§ Supplied records
☆ ☆ ☆ ☆

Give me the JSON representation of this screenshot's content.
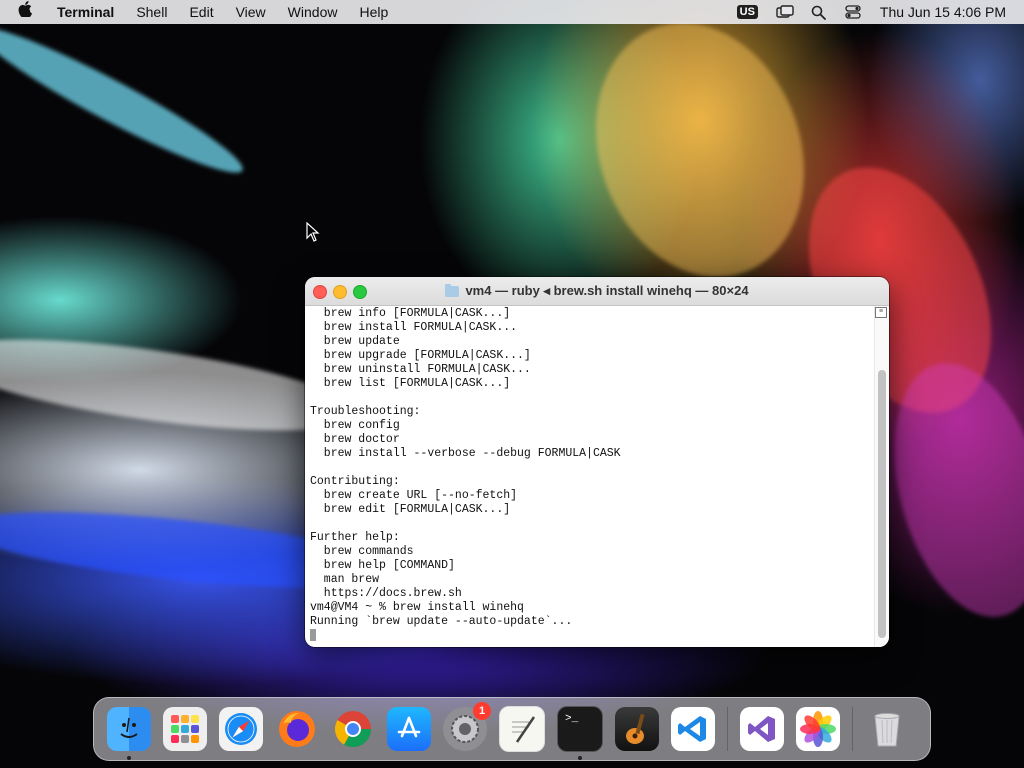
{
  "menubar": {
    "app_name": "Terminal",
    "items": [
      "Shell",
      "Edit",
      "View",
      "Window",
      "Help"
    ],
    "input_source": "US",
    "clock": "Thu Jun 15  4:06 PM"
  },
  "terminal": {
    "title": "vm4 — ruby ◂ brew.sh install winehq — 80×24",
    "lines": [
      "  brew info [FORMULA|CASK...]",
      "  brew install FORMULA|CASK...",
      "  brew update",
      "  brew upgrade [FORMULA|CASK...]",
      "  brew uninstall FORMULA|CASK...",
      "  brew list [FORMULA|CASK...]",
      "",
      "Troubleshooting:",
      "  brew config",
      "  brew doctor",
      "  brew install --verbose --debug FORMULA|CASK",
      "",
      "Contributing:",
      "  brew create URL [--no-fetch]",
      "  brew edit [FORMULA|CASK...]",
      "",
      "Further help:",
      "  brew commands",
      "  brew help [COMMAND]",
      "  man brew",
      "  https://docs.brew.sh",
      "vm4@VM4 ~ % brew install winehq",
      "Running `brew update --auto-update`..."
    ]
  },
  "dock": {
    "settings_badge": "1",
    "colors": {
      "finder": "#2d8cf0",
      "safari": "#1a8cf5",
      "firefox": "#ff7a18",
      "appstore": "#1c8ef9",
      "terminal": "#1a1a1a",
      "vscode": "#1e88e5",
      "visualstudio": "#7e57c2"
    }
  },
  "colors": {
    "close": "#ff5f57",
    "minimize": "#febc2e",
    "zoom": "#28c840"
  }
}
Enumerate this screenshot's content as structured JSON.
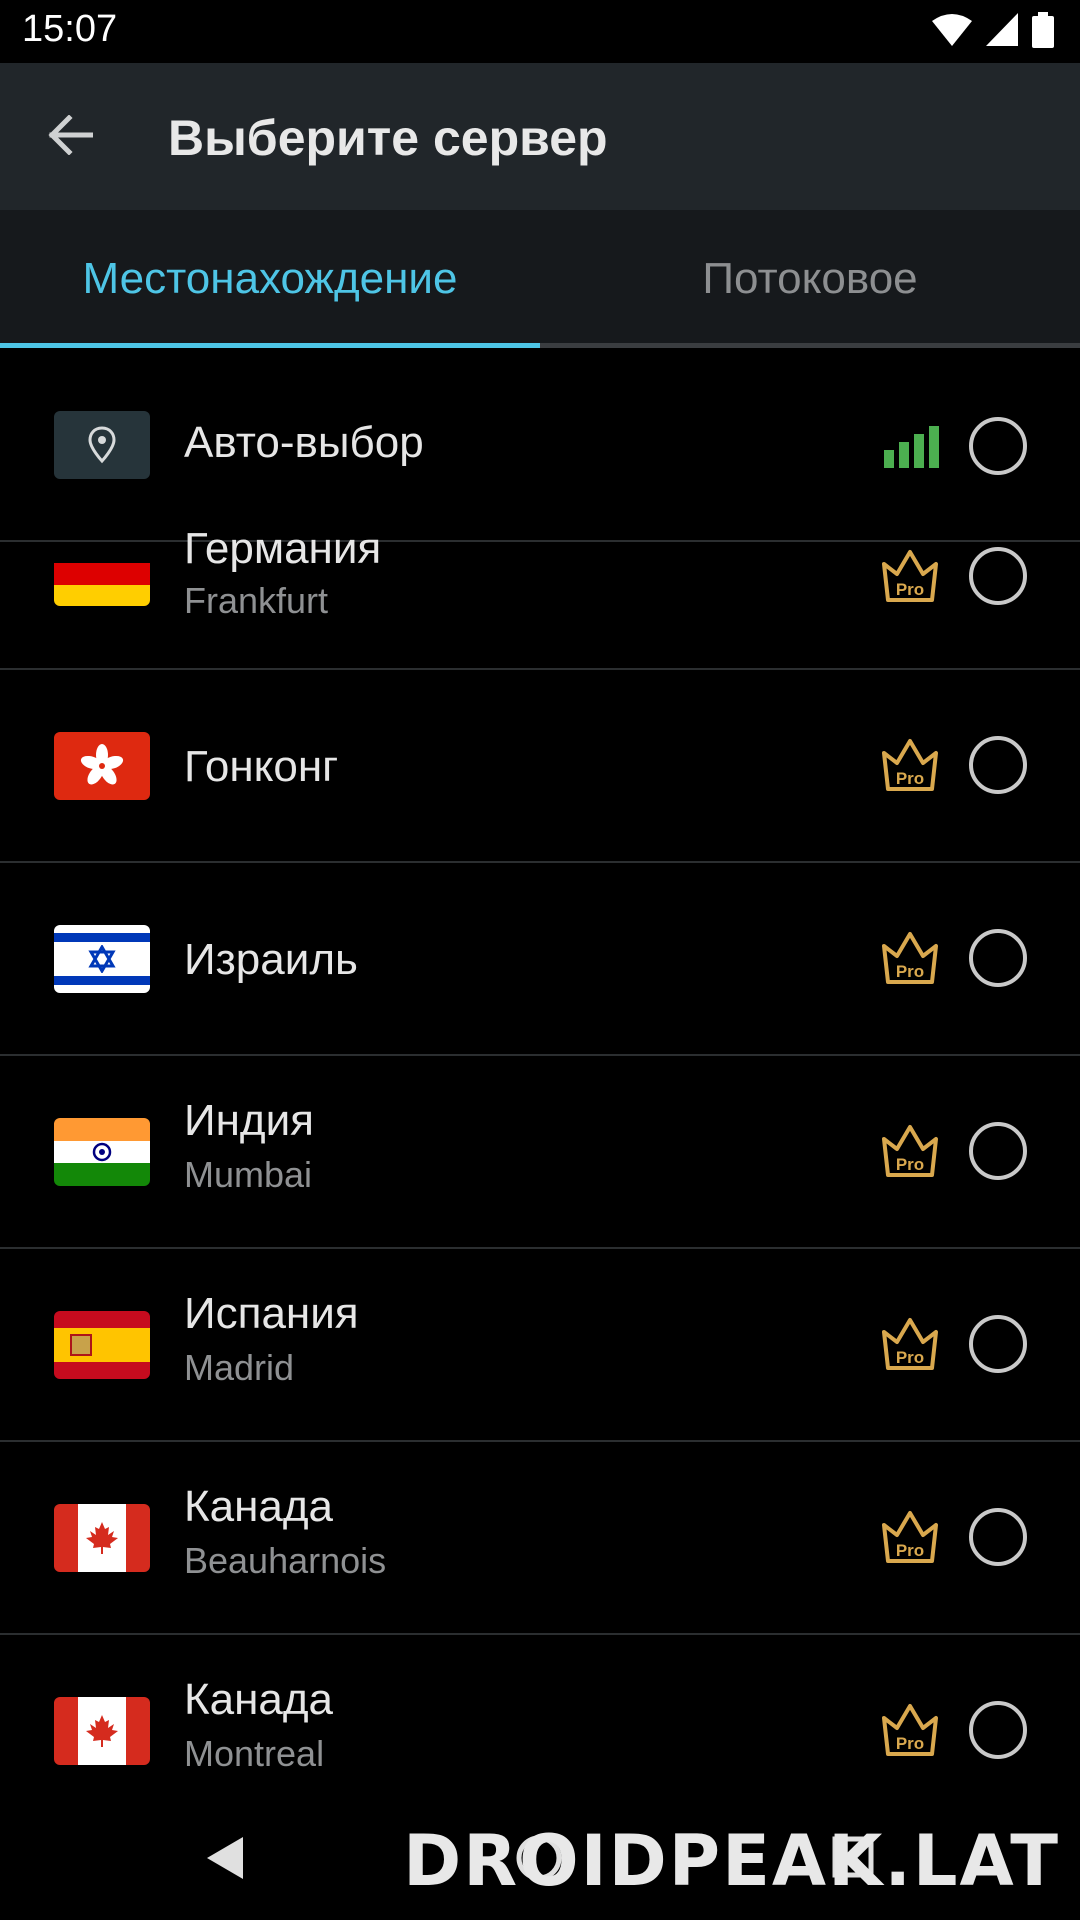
{
  "status": {
    "time": "15:07"
  },
  "appbar": {
    "title": "Выберите сервер"
  },
  "tabs": [
    {
      "label": "Местонахождение"
    },
    {
      "label": "Потоковое"
    }
  ],
  "auto": {
    "label": "Авто-выбор"
  },
  "servers": [
    {
      "country": "Германия",
      "city": "Frankfurt",
      "badge": "Pro"
    },
    {
      "country": "Гонконг",
      "city": "",
      "badge": "Pro"
    },
    {
      "country": "Израиль",
      "city": "",
      "badge": "Pro"
    },
    {
      "country": "Индия",
      "city": "Mumbai",
      "badge": "Pro"
    },
    {
      "country": "Испания",
      "city": "Madrid",
      "badge": "Pro"
    },
    {
      "country": "Канада",
      "city": "Beauharnois",
      "badge": "Pro"
    },
    {
      "country": "Канада",
      "city": "Montreal",
      "badge": "Pro"
    }
  ],
  "watermark": "DROIDPEAK.LAT",
  "colors": {
    "accent": "#4ec5e6",
    "signal": "#4caf50",
    "crown": "#d9a84e"
  }
}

☆ ☆ ☆ ☆

§ Requirements
Transcribe the whole listing exactly. Pictures stay out of your copy.

§ Result of the task
Give me the JSON representation of this screenshot's content.
{
  "menubar": {
    "app_name": "Terminal",
    "items": [
      "Shell",
      "Edit",
      "View",
      "Window",
      "Help"
    ],
    "input_source": "US",
    "clock": "Thu Jun 15  4:06 PM"
  },
  "terminal": {
    "title": "vm4 — ruby ◂ brew.sh install winehq — 80×24",
    "lines": [
      "  brew info [FORMULA|CASK...]",
      "  brew install FORMULA|CASK...",
      "  brew update",
      "  brew upgrade [FORMULA|CASK...]",
      "  brew uninstall FORMULA|CASK...",
      "  brew list [FORMULA|CASK...]",
      "",
      "Troubleshooting:",
      "  brew config",
      "  brew doctor",
      "  brew install --verbose --debug FORMULA|CASK",
      "",
      "Contributing:",
      "  brew create URL [--no-fetch]",
      "  brew edit [FORMULA|CASK...]",
      "",
      "Further help:",
      "  brew commands",
      "  brew help [COMMAND]",
      "  man brew",
      "  https://docs.brew.sh",
      "vm4@VM4 ~ % brew install winehq",
      "Running `brew update --auto-update`..."
    ]
  },
  "dock": {
    "settings_badge": "1",
    "colors": {
      "finder": "#2d8cf0",
      "safari": "#1a8cf5",
      "firefox": "#ff7a18",
      "appstore": "#1c8ef9",
      "terminal": "#1a1a1a",
      "vscode": "#1e88e5",
      "visualstudio": "#7e57c2"
    }
  },
  "colors": {
    "close": "#ff5f57",
    "minimize": "#febc2e",
    "zoom": "#28c840"
  }
}
Enumerate this screenshot's content as structured JSON.
{
  "status": {
    "time": "15:07"
  },
  "appbar": {
    "title": "Выберите сервер"
  },
  "tabs": [
    {
      "label": "Местонахождение"
    },
    {
      "label": "Потоковое"
    }
  ],
  "auto": {
    "label": "Авто-выбор"
  },
  "servers": [
    {
      "country": "Германия",
      "city": "Frankfurt",
      "badge": "Pro"
    },
    {
      "country": "Гонконг",
      "city": "",
      "badge": "Pro"
    },
    {
      "country": "Израиль",
      "city": "",
      "badge": "Pro"
    },
    {
      "country": "Индия",
      "city": "Mumbai",
      "badge": "Pro"
    },
    {
      "country": "Испания",
      "city": "Madrid",
      "badge": "Pro"
    },
    {
      "country": "Канада",
      "city": "Beauharnois",
      "badge": "Pro"
    },
    {
      "country": "Канада",
      "city": "Montreal",
      "badge": "Pro"
    }
  ],
  "watermark": "DROIDPEAK.LAT",
  "colors": {
    "accent": "#4ec5e6",
    "signal": "#4caf50",
    "crown": "#d9a84e"
  }
}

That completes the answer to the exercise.